→ **RECORDS SHOWN**:

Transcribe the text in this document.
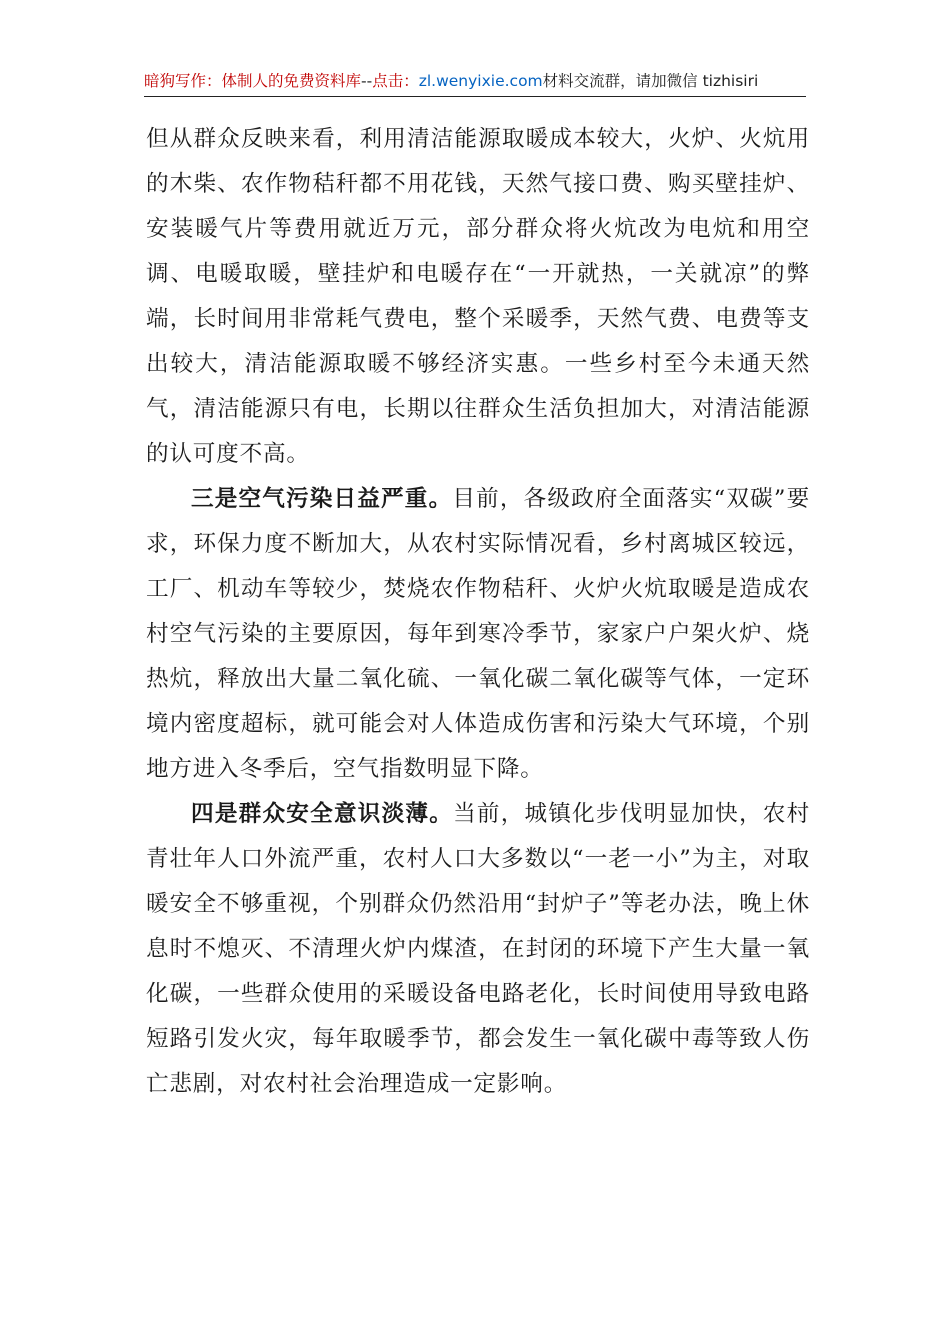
暗狗写作：体制人的免费资料库--点击：zl.wenyixie.com材料交流群，请加微信 tizhisiri

但从群众反映来看，利用清洁能源取暖成本较大，火炉、火炕用的木柴、农作物秸秆都不用花钱，天然气接口费、购买壁挂炉、安装暖气片等费用就近万元，部分群众将火炕改为电炕和用空调、电暖取暖，壁挂炉和电暖存在“一开就热，一关就凉”的弊端，长时间用非常耗气费电，整个采暖季，天然气费、电费等支出较大，清洁能源取暖不够经济实惠。一些乡村至今未通天然气，清洁能源只有电，长期以往群众生活负担加大，对清洁能源的认可度不高。

三是空气污染日益严重。目前，各级政府全面落实“双碳”要求，环保力度不断加大，从农村实际情况看，乡村离城区较远，工厂、机动车等较少，焚烧农作物秸秆、火炉火炕取暖是造成农村空气污染的主要原因，每年到寒冷季节，家家户户架火炉、烧热炕，释放出大量二氧化硫、一氧化碳二氧化碳等气体，一定环境内密度超标，就可能会对人体造成伤害和污染大气环境，个别地方进入冬季后，空气指数明显下降。

四是群众安全意识淡薄。当前，城镇化步伐明显加快，农村青壮年人口外流严重，农村人口大多数以“一老一小”为主，对取暖安全不够重视，个别群众仍然沿用“封炉子”等老办法，晚上休息时不熄灭、不清理火炉内煤渣，在封闭的环境下产生大量一氧化碳，一些群众使用的采暖设备电路老化，长时间使用导致电路短路引发火灾，每年取暖季节，都会发生一氧化碳中毒等致人伤亡悲剧，对农村社会治理造成一定影响。
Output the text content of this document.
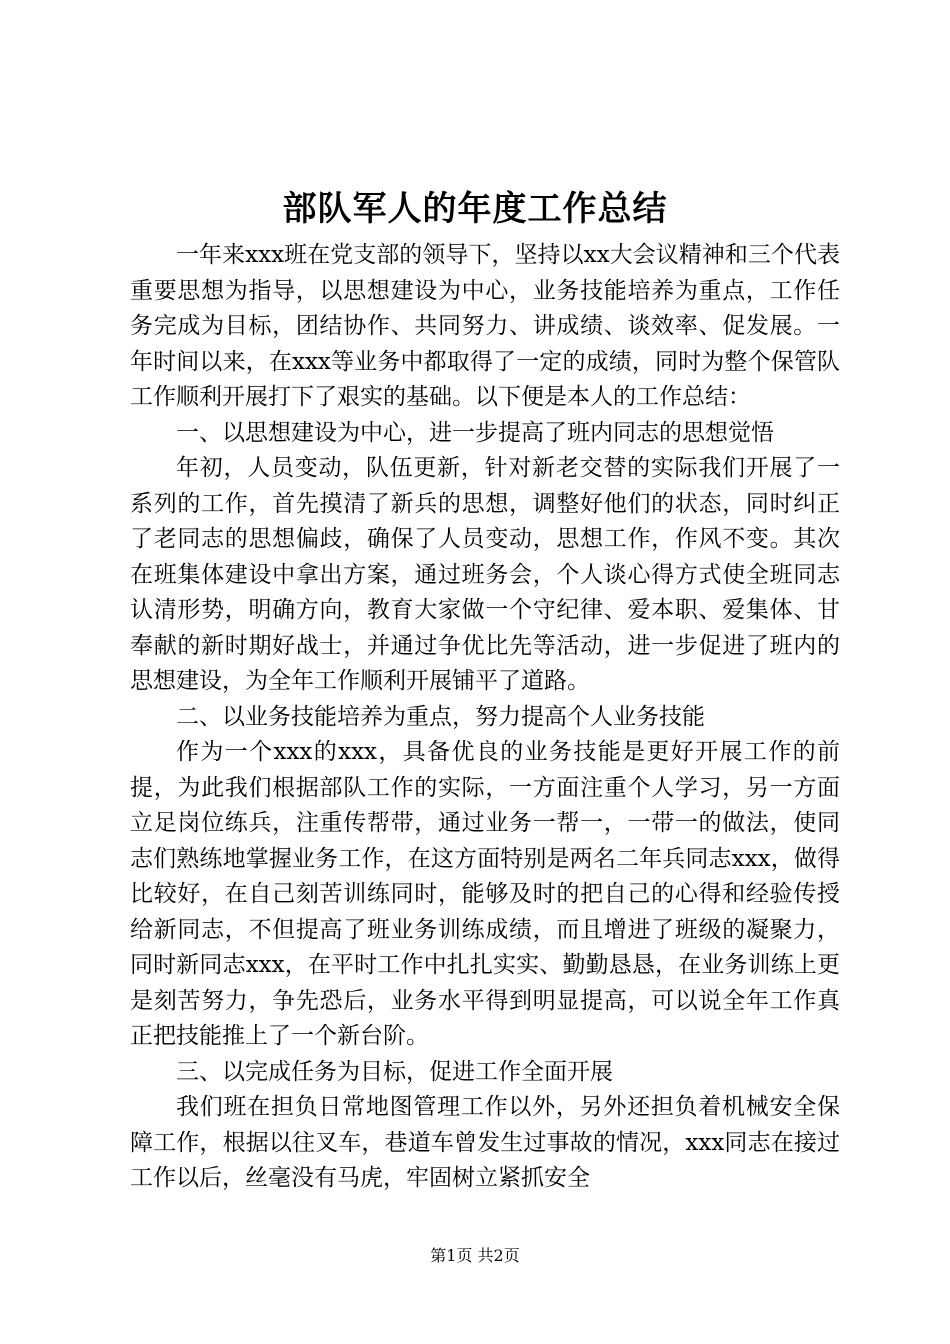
部队军人的年度工作总结

一年来xxx班在党支部的领导下，坚持以xx大会议精神和三个代表重要思想为指导，以思想建设为中心，业务技能培养为重点，工作任务完成为目标，团结协作、共同努力、讲成绩、谈效率、促发展。一年时间以来，在xxx等业务中都取得了一定的成绩，同时为整个保管队工作顺利开展打下了艰实的基础。以下便是本人的工作总结：

一、以思想建设为中心，进一步提高了班内同志的思想觉悟

年初，人员变动，队伍更新，针对新老交替的实际我们开展了一系列的工作，首先摸清了新兵的思想，调整好他们的状态，同时纠正了老同志的思想偏歧，确保了人员变动，思想工作，作风不变。其次在班集体建设中拿出方案，通过班务会，个人谈心得方式使全班同志认清形势，明确方向，教育大家做一个守纪律、爱本职、爱集体、甘奉献的新时期好战士，并通过争优比先等活动，进一步促进了班内的思想建设，为全年工作顺利开展铺平了道路。

二、以业务技能培养为重点，努力提高个人业务技能

作为一个xxx的xxx，具备优良的业务技能是更好开展工作的前提，为此我们根据部队工作的实际，一方面注重个人学习，另一方面立足岗位练兵，注重传帮带，通过业务一帮一，一带一的做法，使同志们熟练地掌握业务工作，在这方面特别是两名二年兵同志xxx，做得比较好，在自己刻苦训练同时，能够及时的把自己的心得和经验传授给新同志，不但提高了班业务训练成绩，而且增进了班级的凝聚力，同时新同志xxx，在平时工作中扎扎实实、勤勤恳恳，在业务训练上更是刻苦努力，争先恐后，业务水平得到明显提高，可以说全年工作真正把技能推上了一个新台阶。

三、以完成任务为目标，促进工作全面开展

我们班在担负日常地图管理工作以外，另外还担负着机械安全保障工作，根据以往叉车，巷道车曾发生过事故的情况，xxx同志在接过工作以后，丝毫没有马虎，牢固树立紧抓安全

第1页 共2页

→ **WHAT IS NEEDED**: Only lines with the string "以思想建设为中心" belong in your answer; copy each one.

→ **COMPLETE OUTPUT**:
一年来xxx班在党支部的领导下，坚持以xx大会议精神和三个代表重要思想为指导，以思想建设为中心，业务技能培养为重点，工作任务完成为目标，团结协作、共同努力、讲成绩、谈效率、促发展。一年时间以来，在xxx等业务中都取得了一定的成绩，同时为整个保管队工作顺利开展打下了艰实的基础。以下便是本人的工作总结：
一、以思想建设为中心，进一步提高了班内同志的思想觉悟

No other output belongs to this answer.